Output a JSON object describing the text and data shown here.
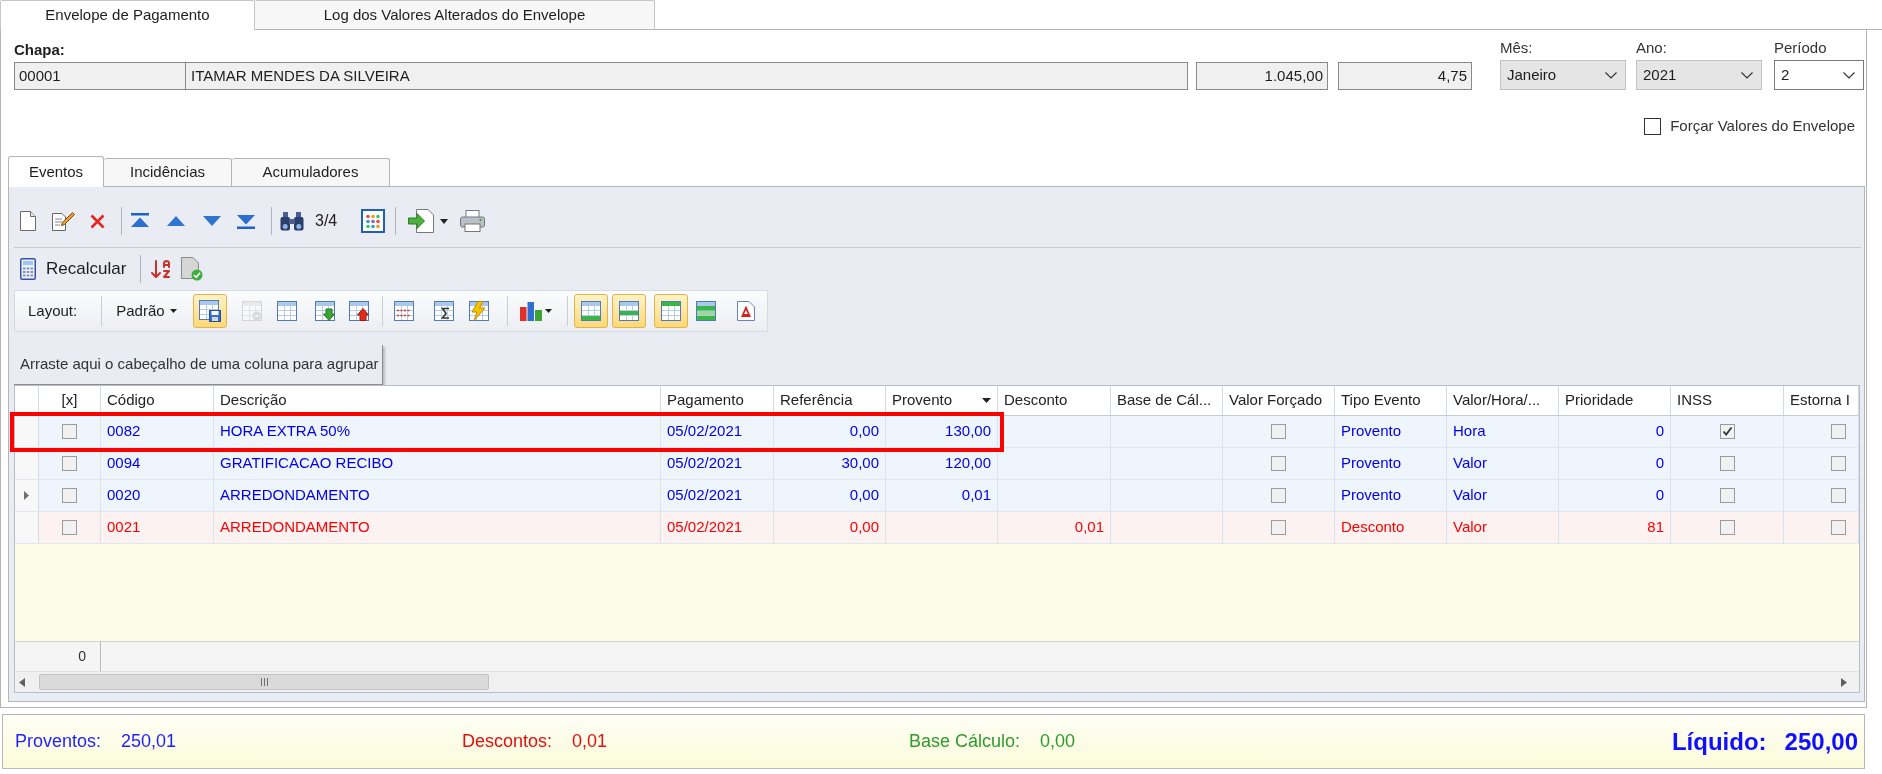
{
  "tabs": [
    {
      "label": "Envelope de Pagamento",
      "selected": true
    },
    {
      "label": "Log dos Valores Alterados do Envelope",
      "selected": false
    }
  ],
  "employee": {
    "label": "Chapa:",
    "chapa": "00001",
    "name": "ITAMAR MENDES DA SILVEIRA",
    "field_3": "1.045,00",
    "field_4": "4,75"
  },
  "selectors": [
    {
      "label": "Mês:",
      "value": "Janeiro",
      "editable": false
    },
    {
      "label": "Ano:",
      "value": "2021",
      "editable": false
    },
    {
      "label": "Período",
      "value": "2",
      "editable": true
    }
  ],
  "force_values": {
    "label": "Forçar Valores do Envelope",
    "checked": false
  },
  "detail_tabs": [
    {
      "label": "Eventos",
      "selected": true
    },
    {
      "label": "Incidências",
      "selected": false
    },
    {
      "label": "Acumuladores",
      "selected": false
    }
  ],
  "navigator": {
    "position": "3/4"
  },
  "actions": {
    "recalculate": "Recalcular"
  },
  "layout_bar": {
    "label": "Layout:",
    "preset": "Padrão",
    "tools": [
      {
        "active": true,
        "disabled": false
      },
      {
        "active": false,
        "disabled": true
      },
      {
        "active": false,
        "disabled": false
      },
      {
        "active": false,
        "disabled": false
      },
      {
        "active": false,
        "disabled": false
      },
      {
        "active": false,
        "disabled": false
      },
      {
        "active": false,
        "disabled": false
      },
      {
        "active": false,
        "disabled": false
      },
      {
        "active": false,
        "disabled": false
      },
      {
        "active": true,
        "disabled": false
      },
      {
        "active": true,
        "disabled": false
      },
      {
        "active": true,
        "disabled": false
      },
      {
        "active": false,
        "disabled": false
      },
      {
        "active": false,
        "disabled": false
      }
    ]
  },
  "grid": {
    "group_hint": "Arraste aqui o cabeçalho de uma coluna para agrupar",
    "columns": [
      {
        "label": "[x]",
        "kind": "check",
        "sorted": false
      },
      {
        "label": "Código",
        "kind": "text",
        "sorted": false
      },
      {
        "label": "Descrição",
        "kind": "text",
        "sorted": false
      },
      {
        "label": "Pagamento",
        "kind": "text",
        "sorted": false
      },
      {
        "label": "Referência",
        "kind": "number",
        "sorted": false
      },
      {
        "label": "Provento",
        "kind": "number",
        "sorted": true
      },
      {
        "label": "Desconto",
        "kind": "number",
        "sorted": false
      },
      {
        "label": "Base de Cál...",
        "kind": "number",
        "sorted": false
      },
      {
        "label": "Valor Forçado",
        "kind": "check",
        "sorted": false
      },
      {
        "label": "Tipo Evento",
        "kind": "text",
        "sorted": false
      },
      {
        "label": "Valor/Hora/...",
        "kind": "text",
        "sorted": false
      },
      {
        "label": "Prioridade",
        "kind": "number",
        "sorted": false
      },
      {
        "label": "INSS",
        "kind": "check",
        "sorted": false
      },
      {
        "label": "Estorna I",
        "kind": "check",
        "sorted": false
      }
    ],
    "rows": [
      {
        "kind": "provento",
        "current": false,
        "highlighted": true,
        "cells": [
          false,
          "0082",
          "HORA EXTRA 50%",
          "05/02/2021",
          "0,00",
          "130,00",
          null,
          null,
          false,
          "Provento",
          "Hora",
          "0",
          true,
          false
        ]
      },
      {
        "kind": "provento",
        "current": false,
        "highlighted": false,
        "cells": [
          false,
          "0094",
          "GRATIFICACAO RECIBO",
          "05/02/2021",
          "30,00",
          "120,00",
          null,
          null,
          false,
          "Provento",
          "Valor",
          "0",
          false,
          false
        ]
      },
      {
        "kind": "provento",
        "current": true,
        "highlighted": false,
        "cells": [
          false,
          "0020",
          "ARREDONDAMENTO",
          "05/02/2021",
          "0,00",
          "0,01",
          null,
          null,
          false,
          "Provento",
          "Valor",
          "0",
          false,
          false
        ]
      },
      {
        "kind": "desconto",
        "current": false,
        "highlighted": false,
        "cells": [
          false,
          "0021",
          "ARREDONDAMENTO",
          "05/02/2021",
          "0,00",
          null,
          "0,01",
          null,
          false,
          "Desconto",
          "Valor",
          "81",
          false,
          false
        ]
      }
    ],
    "footer": "0"
  },
  "totals": [
    {
      "kind": "proventos",
      "label": "Proventos:",
      "value": "250,01"
    },
    {
      "kind": "descontos",
      "label": "Descontos:",
      "value": "0,01"
    },
    {
      "kind": "base",
      "label": "Base Cálculo:",
      "value": "0,00"
    },
    {
      "kind": "liquido",
      "label": "Líquido:",
      "value": "250,00"
    }
  ]
}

☆ ☆ ☆ ☆ ☆ ☆ ☆

### WHAT THIS TASK INVOLVES
All of the lines above should be printed exactly, minus the pictures.

### THE COMPLETED TASK
Output a JSON object describing the text and data shown here.
{
  "tabs": [
    {
      "label": "Envelope de Pagamento",
      "selected": true
    },
    {
      "label": "Log dos Valores Alterados do Envelope",
      "selected": false
    }
  ],
  "employee": {
    "label": "Chapa:",
    "chapa": "00001",
    "name": "ITAMAR MENDES DA SILVEIRA",
    "field_3": "1.045,00",
    "field_4": "4,75"
  },
  "selectors": [
    {
      "label": "Mês:",
      "value": "Janeiro",
      "editable": false
    },
    {
      "label": "Ano:",
      "value": "2021",
      "editable": false
    },
    {
      "label": "Período",
      "value": "2",
      "editable": true
    }
  ],
  "force_values": {
    "label": "Forçar Valores do Envelope",
    "checked": false
  },
  "detail_tabs": [
    {
      "label": "Eventos",
      "selected": true
    },
    {
      "label": "Incidências",
      "selected": false
    },
    {
      "label": "Acumuladores",
      "selected": false
    }
  ],
  "navigator": {
    "position": "3/4"
  },
  "actions": {
    "recalculate": "Recalcular"
  },
  "layout_bar": {
    "label": "Layout:",
    "preset": "Padrão",
    "tools": [
      {
        "active": true,
        "disabled": false
      },
      {
        "active": false,
        "disabled": true
      },
      {
        "active": false,
        "disabled": false
      },
      {
        "active": false,
        "disabled": false
      },
      {
        "active": false,
        "disabled": false
      },
      {
        "active": false,
        "disabled": false
      },
      {
        "active": false,
        "disabled": false
      },
      {
        "active": false,
        "disabled": false
      },
      {
        "active": false,
        "disabled": false
      },
      {
        "active": true,
        "disabled": false
      },
      {
        "active": true,
        "disabled": false
      },
      {
        "active": true,
        "disabled": false
      },
      {
        "active": false,
        "disabled": false
      },
      {
        "active": false,
        "disabled": false
      }
    ]
  },
  "grid": {
    "group_hint": "Arraste aqui o cabeçalho de uma coluna para agrupar",
    "columns": [
      {
        "label": "[x]",
        "kind": "check",
        "sorted": false
      },
      {
        "label": "Código",
        "kind": "text",
        "sorted": false
      },
      {
        "label": "Descrição",
        "kind": "text",
        "sorted": false
      },
      {
        "label": "Pagamento",
        "kind": "text",
        "sorted": false
      },
      {
        "label": "Referência",
        "kind": "number",
        "sorted": false
      },
      {
        "label": "Provento",
        "kind": "number",
        "sorted": true
      },
      {
        "label": "Desconto",
        "kind": "number",
        "sorted": false
      },
      {
        "label": "Base de Cál...",
        "kind": "number",
        "sorted": false
      },
      {
        "label": "Valor Forçado",
        "kind": "check",
        "sorted": false
      },
      {
        "label": "Tipo Evento",
        "kind": "text",
        "sorted": false
      },
      {
        "label": "Valor/Hora/...",
        "kind": "text",
        "sorted": false
      },
      {
        "label": "Prioridade",
        "kind": "number",
        "sorted": false
      },
      {
        "label": "INSS",
        "kind": "check",
        "sorted": false
      },
      {
        "label": "Estorna I",
        "kind": "check",
        "sorted": false
      }
    ],
    "rows": [
      {
        "kind": "provento",
        "current": false,
        "highlighted": true,
        "cells": [
          false,
          "0082",
          "HORA EXTRA 50%",
          "05/02/2021",
          "0,00",
          "130,00",
          null,
          null,
          false,
          "Provento",
          "Hora",
          "0",
          true,
          false
        ]
      },
      {
        "kind": "provento",
        "current": false,
        "highlighted": false,
        "cells": [
          false,
          "0094",
          "GRATIFICACAO RECIBO",
          "05/02/2021",
          "30,00",
          "120,00",
          null,
          null,
          false,
          "Provento",
          "Valor",
          "0",
          false,
          false
        ]
      },
      {
        "kind": "provento",
        "current": true,
        "highlighted": false,
        "cells": [
          false,
          "0020",
          "ARREDONDAMENTO",
          "05/02/2021",
          "0,00",
          "0,01",
          null,
          null,
          false,
          "Provento",
          "Valor",
          "0",
          false,
          false
        ]
      },
      {
        "kind": "desconto",
        "current": false,
        "highlighted": false,
        "cells": [
          false,
          "0021",
          "ARREDONDAMENTO",
          "05/02/2021",
          "0,00",
          null,
          "0,01",
          null,
          false,
          "Desconto",
          "Valor",
          "81",
          false,
          false
        ]
      }
    ],
    "footer": "0"
  },
  "totals": [
    {
      "kind": "proventos",
      "label": "Proventos:",
      "value": "250,01"
    },
    {
      "kind": "descontos",
      "label": "Descontos:",
      "value": "0,01"
    },
    {
      "kind": "base",
      "label": "Base Cálculo:",
      "value": "0,00"
    },
    {
      "kind": "liquido",
      "label": "Líquido:",
      "value": "250,00"
    }
  ]
}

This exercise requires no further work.